Given problem —
Lines that hold the word "this" should be located and copied.

Material to process —
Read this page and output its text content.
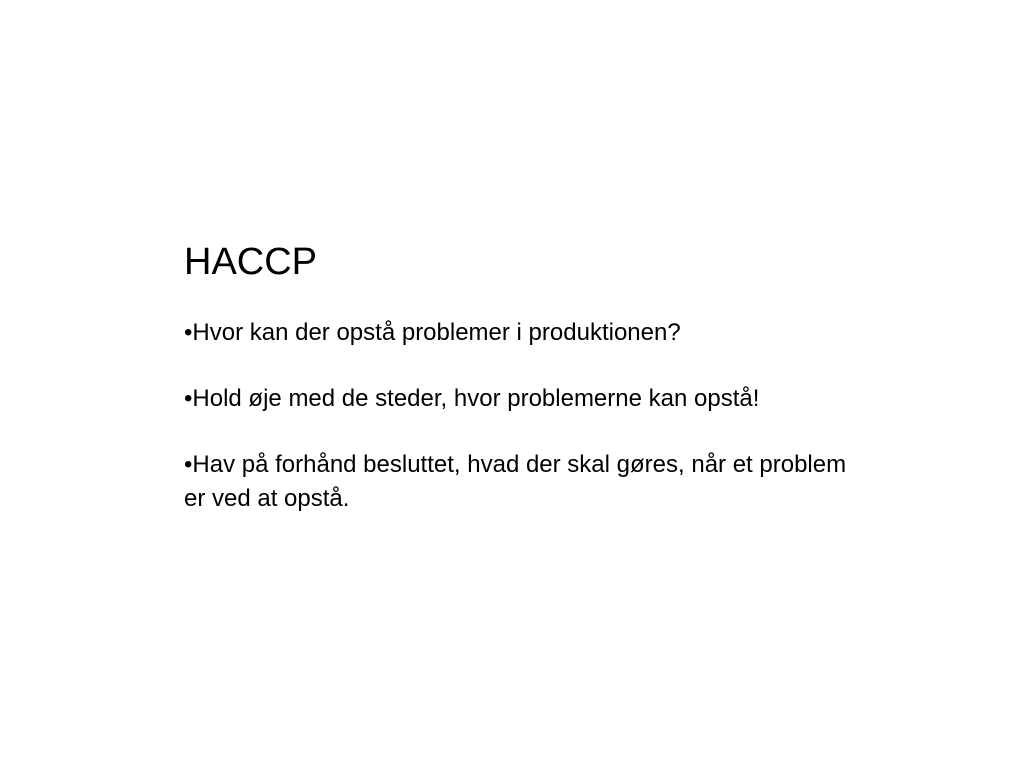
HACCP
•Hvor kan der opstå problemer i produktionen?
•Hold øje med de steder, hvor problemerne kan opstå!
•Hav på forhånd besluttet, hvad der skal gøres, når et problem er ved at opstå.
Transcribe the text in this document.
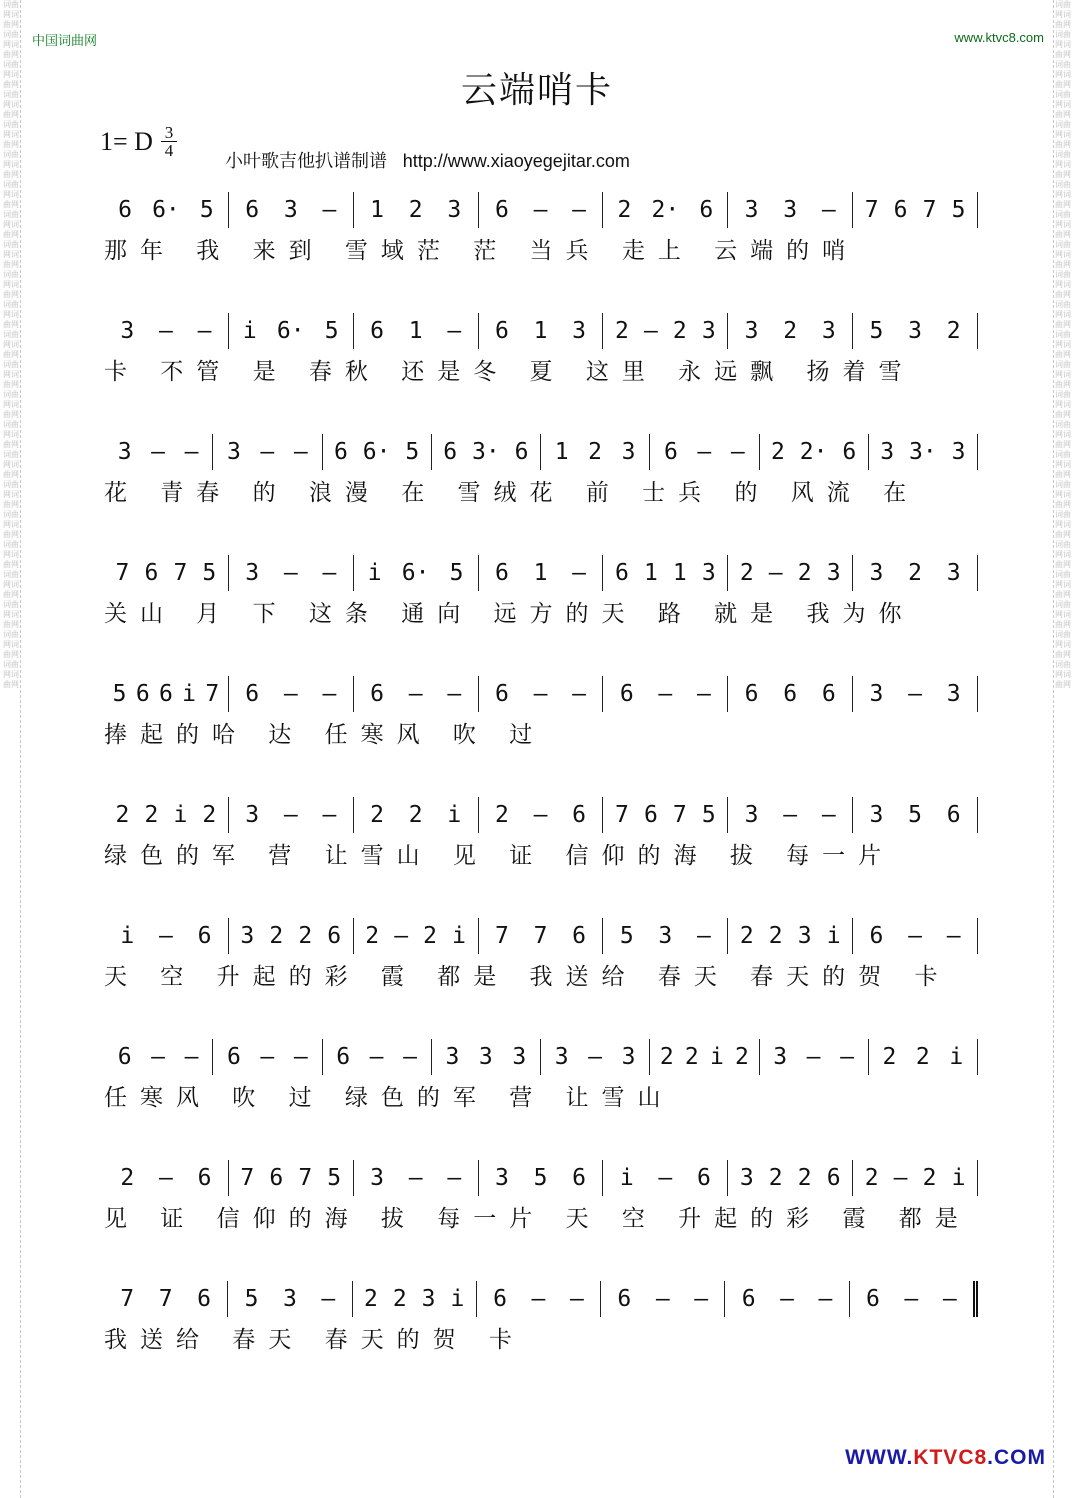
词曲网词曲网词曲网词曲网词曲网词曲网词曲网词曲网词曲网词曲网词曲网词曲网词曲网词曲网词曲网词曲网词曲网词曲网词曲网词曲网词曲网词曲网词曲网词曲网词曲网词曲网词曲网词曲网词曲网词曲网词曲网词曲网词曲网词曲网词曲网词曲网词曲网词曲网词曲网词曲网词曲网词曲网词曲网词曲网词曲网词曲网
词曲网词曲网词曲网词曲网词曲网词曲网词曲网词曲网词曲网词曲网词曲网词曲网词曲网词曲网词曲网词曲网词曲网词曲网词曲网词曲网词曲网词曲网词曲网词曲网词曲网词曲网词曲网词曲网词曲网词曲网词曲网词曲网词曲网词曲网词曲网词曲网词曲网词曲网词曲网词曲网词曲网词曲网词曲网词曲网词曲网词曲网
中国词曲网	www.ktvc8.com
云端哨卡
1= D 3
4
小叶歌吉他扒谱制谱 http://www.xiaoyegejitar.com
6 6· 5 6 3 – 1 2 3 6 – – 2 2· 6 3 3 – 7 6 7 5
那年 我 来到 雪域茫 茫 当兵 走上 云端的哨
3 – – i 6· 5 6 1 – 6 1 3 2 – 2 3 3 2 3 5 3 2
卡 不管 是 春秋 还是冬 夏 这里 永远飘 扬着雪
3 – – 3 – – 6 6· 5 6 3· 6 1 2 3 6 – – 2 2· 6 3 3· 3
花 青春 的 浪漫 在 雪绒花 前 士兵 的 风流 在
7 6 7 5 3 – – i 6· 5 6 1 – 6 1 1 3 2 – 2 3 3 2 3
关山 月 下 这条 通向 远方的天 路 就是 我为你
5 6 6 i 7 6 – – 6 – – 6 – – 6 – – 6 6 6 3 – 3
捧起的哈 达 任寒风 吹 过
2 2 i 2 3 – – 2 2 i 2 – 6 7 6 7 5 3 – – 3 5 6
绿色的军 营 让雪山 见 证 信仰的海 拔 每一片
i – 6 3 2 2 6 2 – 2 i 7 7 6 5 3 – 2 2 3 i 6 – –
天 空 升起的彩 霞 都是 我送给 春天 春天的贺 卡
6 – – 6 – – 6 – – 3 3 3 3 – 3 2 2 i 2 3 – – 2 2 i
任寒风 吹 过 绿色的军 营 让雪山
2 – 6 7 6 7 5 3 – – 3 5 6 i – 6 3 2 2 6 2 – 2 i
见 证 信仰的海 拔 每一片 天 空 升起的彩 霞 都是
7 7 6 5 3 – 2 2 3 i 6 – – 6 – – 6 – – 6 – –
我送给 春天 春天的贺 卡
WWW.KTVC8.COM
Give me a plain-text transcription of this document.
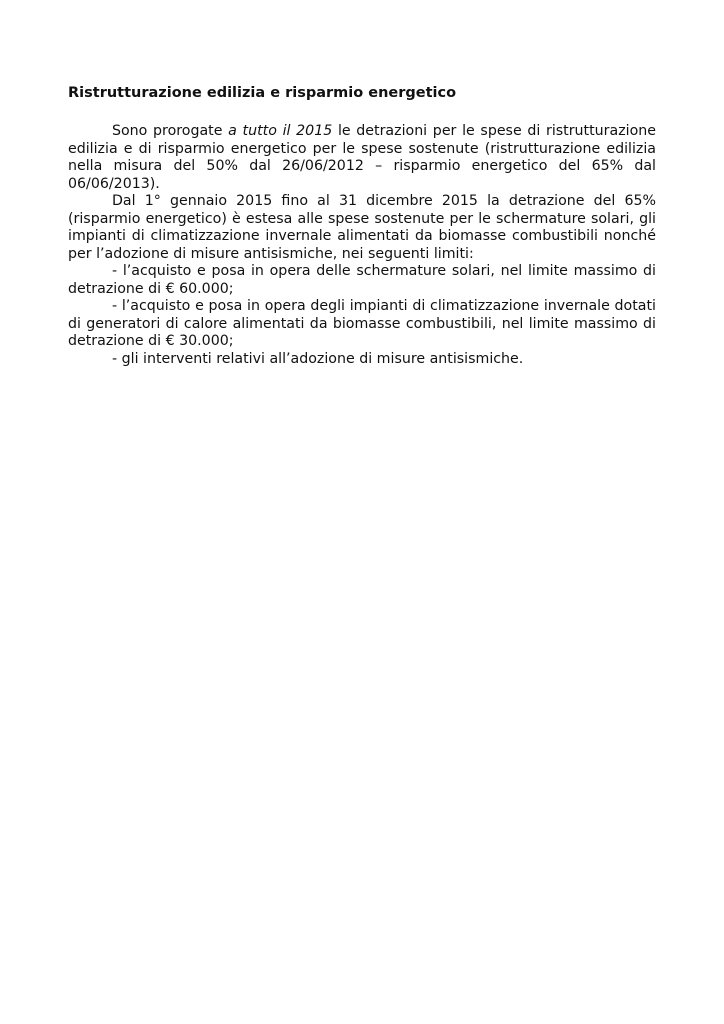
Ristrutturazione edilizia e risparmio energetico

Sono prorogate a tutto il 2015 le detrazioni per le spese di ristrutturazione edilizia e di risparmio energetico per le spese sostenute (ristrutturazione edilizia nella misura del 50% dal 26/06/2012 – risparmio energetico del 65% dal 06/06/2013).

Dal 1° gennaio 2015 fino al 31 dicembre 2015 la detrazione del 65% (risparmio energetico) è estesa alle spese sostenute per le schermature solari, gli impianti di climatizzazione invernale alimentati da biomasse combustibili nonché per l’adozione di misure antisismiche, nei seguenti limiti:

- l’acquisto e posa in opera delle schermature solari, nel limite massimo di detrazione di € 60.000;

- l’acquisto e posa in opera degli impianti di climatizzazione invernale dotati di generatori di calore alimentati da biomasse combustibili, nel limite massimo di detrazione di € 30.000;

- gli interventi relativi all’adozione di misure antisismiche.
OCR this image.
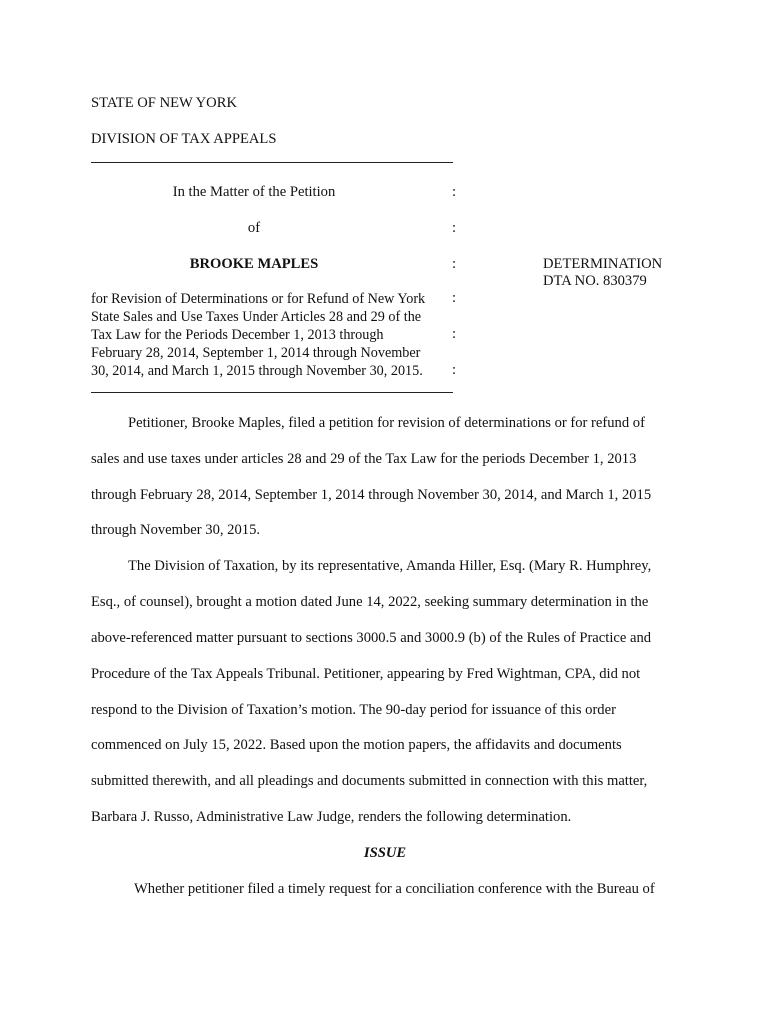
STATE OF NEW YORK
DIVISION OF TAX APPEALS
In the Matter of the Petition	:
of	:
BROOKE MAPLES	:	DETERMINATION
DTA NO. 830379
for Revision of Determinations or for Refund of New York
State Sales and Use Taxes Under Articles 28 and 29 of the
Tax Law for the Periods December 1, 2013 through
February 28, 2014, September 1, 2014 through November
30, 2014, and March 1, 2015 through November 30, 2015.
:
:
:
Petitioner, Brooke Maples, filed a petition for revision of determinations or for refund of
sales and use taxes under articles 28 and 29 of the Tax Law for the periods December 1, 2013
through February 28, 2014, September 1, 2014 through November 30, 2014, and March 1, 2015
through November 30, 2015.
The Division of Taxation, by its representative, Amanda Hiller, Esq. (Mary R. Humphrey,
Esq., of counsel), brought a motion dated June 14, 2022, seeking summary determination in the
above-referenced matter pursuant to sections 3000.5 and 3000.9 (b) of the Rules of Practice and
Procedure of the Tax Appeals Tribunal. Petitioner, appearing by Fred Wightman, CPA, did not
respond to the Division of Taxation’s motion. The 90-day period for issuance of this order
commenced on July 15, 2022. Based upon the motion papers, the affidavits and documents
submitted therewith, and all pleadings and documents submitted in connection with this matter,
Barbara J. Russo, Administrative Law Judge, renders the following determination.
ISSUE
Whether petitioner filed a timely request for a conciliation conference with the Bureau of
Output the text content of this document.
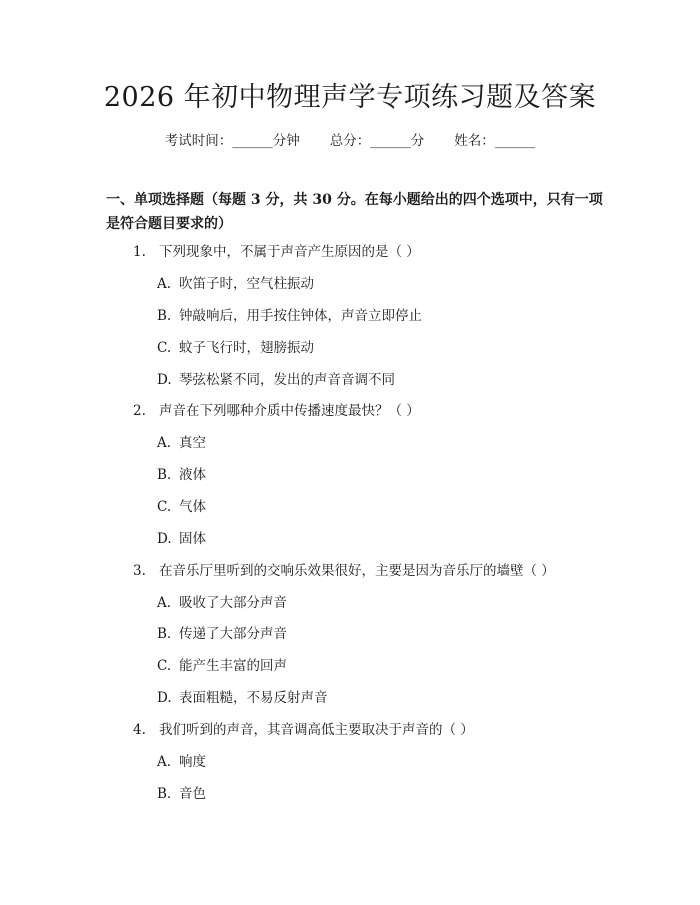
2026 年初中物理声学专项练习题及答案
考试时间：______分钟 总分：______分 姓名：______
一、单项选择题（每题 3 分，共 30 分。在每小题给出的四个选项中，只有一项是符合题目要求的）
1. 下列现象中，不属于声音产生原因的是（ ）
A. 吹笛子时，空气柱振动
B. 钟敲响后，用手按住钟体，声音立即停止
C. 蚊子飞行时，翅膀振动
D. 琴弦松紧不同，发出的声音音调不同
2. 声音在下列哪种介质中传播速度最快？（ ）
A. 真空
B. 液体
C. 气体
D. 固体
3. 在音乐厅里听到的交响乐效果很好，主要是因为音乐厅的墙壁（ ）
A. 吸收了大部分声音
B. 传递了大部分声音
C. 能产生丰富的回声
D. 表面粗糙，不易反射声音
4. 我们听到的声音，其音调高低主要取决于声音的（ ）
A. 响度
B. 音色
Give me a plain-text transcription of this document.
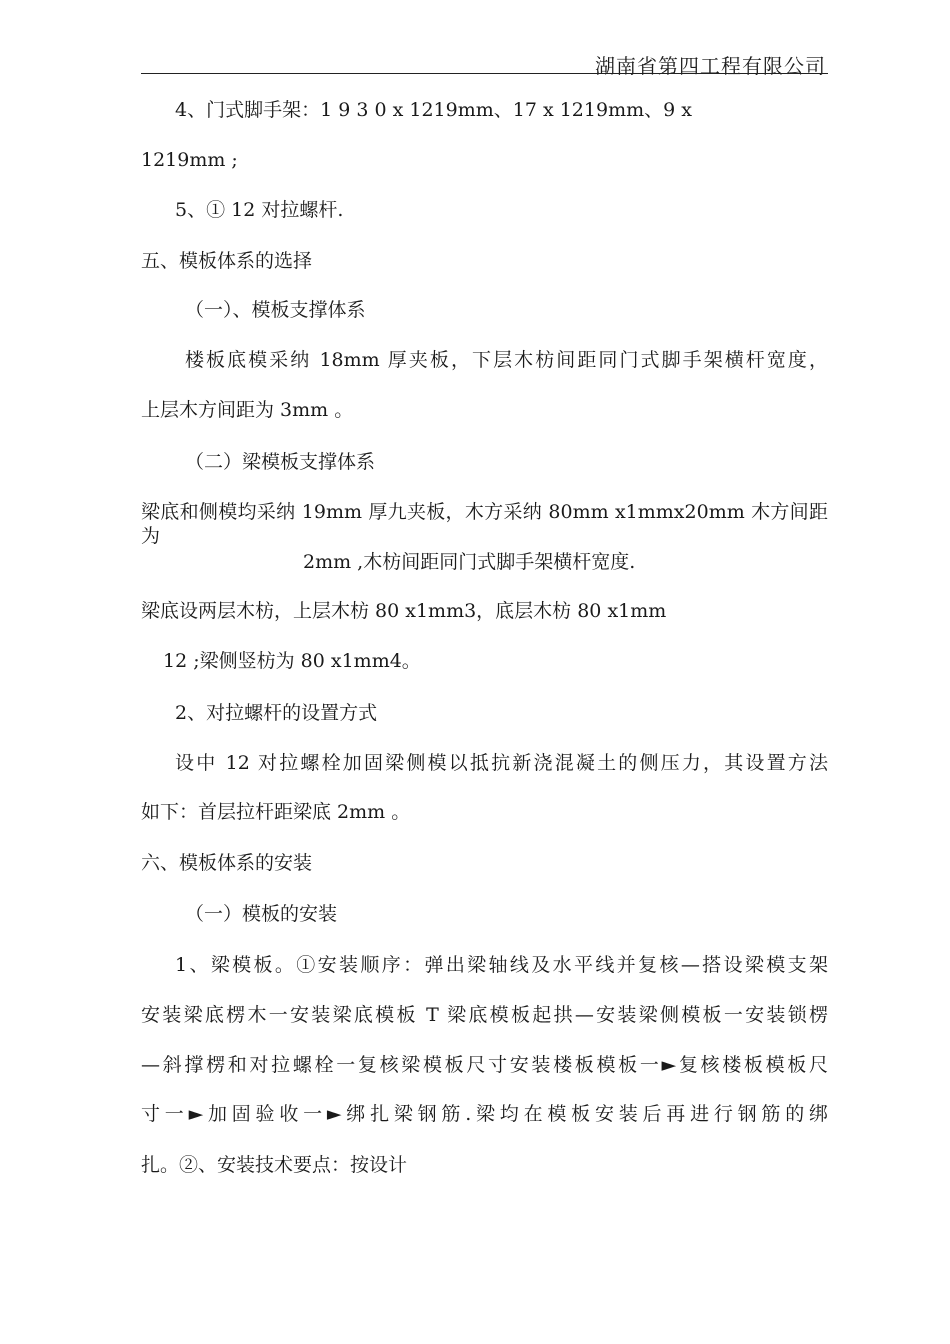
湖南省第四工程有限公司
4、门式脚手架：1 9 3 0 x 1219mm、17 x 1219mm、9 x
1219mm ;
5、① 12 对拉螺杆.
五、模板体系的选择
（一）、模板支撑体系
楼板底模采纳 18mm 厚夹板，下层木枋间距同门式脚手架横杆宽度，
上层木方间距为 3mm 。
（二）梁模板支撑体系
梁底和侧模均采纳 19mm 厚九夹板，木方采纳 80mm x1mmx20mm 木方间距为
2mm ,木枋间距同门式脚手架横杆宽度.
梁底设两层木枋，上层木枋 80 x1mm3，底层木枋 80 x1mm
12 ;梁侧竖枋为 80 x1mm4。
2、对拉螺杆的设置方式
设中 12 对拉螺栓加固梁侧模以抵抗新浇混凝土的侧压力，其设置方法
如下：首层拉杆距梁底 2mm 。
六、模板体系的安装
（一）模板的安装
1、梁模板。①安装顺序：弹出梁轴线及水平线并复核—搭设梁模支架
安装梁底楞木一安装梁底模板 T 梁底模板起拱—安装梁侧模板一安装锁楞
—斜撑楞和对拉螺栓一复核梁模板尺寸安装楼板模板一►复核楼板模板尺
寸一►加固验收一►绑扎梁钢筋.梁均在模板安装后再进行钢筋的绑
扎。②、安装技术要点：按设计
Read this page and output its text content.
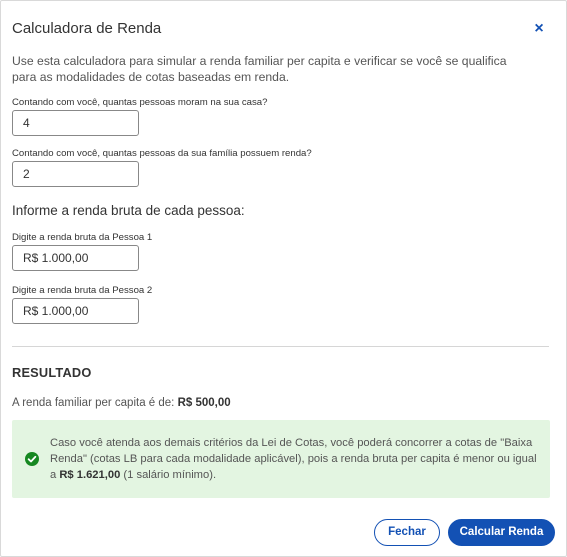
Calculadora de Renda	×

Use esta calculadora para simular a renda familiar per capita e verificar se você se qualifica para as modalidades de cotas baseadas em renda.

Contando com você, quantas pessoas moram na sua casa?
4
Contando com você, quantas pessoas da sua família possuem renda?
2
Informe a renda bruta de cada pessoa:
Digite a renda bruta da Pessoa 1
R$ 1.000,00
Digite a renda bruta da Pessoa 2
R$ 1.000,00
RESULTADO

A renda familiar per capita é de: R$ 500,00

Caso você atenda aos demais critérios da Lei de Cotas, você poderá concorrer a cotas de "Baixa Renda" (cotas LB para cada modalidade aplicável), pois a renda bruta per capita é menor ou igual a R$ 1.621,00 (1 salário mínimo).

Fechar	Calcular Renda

Exercise response —
Read this page and output its text content.
Transcribe the text in this document.
Give me a plain-text transcription of this document.
OCR this image.
respond to the Division of Taxation’s motion. The 90-day period for issuance of this order
submitted therewith, and all pleadings and documents submitted in connection with this matter,
Output the text content of this document.
Give me a plain-text transcription of this document.
Read this page and output its text content.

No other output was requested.